#### ROWS ####

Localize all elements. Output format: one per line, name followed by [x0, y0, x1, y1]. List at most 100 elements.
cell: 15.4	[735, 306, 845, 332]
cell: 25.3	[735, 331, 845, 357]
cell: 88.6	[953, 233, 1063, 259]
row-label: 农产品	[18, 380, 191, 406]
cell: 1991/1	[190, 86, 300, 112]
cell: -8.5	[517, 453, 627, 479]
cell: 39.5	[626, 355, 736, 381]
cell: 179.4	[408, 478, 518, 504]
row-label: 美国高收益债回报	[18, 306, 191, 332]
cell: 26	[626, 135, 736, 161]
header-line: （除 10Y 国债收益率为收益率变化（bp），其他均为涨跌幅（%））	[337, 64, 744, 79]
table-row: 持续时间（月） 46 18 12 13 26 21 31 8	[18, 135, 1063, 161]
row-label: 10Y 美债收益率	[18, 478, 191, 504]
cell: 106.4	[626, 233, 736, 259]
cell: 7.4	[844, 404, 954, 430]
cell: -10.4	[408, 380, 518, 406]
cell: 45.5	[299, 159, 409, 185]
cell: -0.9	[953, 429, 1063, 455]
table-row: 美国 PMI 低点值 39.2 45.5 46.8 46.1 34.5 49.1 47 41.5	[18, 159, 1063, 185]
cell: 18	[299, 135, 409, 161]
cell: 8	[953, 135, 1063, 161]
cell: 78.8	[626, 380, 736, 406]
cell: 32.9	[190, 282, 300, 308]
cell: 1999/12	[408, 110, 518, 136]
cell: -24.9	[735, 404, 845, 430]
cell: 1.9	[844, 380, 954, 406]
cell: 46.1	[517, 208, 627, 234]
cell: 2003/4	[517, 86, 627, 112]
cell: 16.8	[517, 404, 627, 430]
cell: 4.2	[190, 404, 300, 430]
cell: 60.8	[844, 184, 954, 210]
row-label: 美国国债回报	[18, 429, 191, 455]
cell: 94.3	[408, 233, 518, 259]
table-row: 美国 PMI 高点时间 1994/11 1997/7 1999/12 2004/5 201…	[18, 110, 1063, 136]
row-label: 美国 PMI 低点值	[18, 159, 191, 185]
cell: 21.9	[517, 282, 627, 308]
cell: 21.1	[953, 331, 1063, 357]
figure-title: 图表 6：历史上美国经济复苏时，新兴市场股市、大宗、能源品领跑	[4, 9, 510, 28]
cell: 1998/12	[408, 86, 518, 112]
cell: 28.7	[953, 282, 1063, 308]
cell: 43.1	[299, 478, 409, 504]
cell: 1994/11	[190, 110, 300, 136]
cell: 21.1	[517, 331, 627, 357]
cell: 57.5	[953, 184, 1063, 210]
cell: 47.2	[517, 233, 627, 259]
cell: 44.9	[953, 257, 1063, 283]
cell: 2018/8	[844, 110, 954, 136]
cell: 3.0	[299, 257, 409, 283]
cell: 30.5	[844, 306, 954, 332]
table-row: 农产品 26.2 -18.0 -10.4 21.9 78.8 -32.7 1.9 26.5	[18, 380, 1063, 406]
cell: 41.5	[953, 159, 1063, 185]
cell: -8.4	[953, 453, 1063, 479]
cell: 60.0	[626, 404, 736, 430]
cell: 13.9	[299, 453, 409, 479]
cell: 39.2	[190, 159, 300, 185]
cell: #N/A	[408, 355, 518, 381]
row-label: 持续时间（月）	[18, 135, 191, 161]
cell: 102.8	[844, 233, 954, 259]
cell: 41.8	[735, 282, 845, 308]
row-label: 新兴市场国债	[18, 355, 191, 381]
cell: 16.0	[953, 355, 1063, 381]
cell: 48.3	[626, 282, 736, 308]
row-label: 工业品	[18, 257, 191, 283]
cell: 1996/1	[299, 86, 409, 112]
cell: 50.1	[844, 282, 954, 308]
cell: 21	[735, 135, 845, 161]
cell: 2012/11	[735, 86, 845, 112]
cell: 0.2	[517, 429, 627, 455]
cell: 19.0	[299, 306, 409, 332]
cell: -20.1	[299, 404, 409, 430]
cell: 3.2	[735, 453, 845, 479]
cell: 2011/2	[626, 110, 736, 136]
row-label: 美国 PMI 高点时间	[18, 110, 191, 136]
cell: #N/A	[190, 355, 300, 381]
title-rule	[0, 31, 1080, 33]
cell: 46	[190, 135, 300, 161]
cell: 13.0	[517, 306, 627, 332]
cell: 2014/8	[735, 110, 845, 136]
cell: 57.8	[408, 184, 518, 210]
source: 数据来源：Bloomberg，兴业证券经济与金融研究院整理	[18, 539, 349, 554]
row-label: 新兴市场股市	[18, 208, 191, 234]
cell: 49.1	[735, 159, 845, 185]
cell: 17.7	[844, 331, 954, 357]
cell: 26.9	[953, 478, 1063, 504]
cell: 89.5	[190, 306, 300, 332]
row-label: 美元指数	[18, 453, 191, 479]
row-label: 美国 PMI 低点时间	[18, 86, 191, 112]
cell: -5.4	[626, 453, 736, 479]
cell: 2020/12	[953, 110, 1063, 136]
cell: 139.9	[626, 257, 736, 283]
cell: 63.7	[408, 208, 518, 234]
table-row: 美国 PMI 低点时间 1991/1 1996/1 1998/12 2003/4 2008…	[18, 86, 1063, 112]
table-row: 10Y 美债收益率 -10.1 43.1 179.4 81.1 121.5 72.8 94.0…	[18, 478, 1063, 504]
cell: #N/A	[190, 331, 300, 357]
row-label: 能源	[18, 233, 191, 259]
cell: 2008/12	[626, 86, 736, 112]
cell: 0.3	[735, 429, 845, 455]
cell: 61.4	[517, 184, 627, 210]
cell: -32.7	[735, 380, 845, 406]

####

* **TO DO**: Report how many lines in the items above contain the string "新兴市场股市", with case counting, and give only that number.

* **TASK SOLUTION**: 2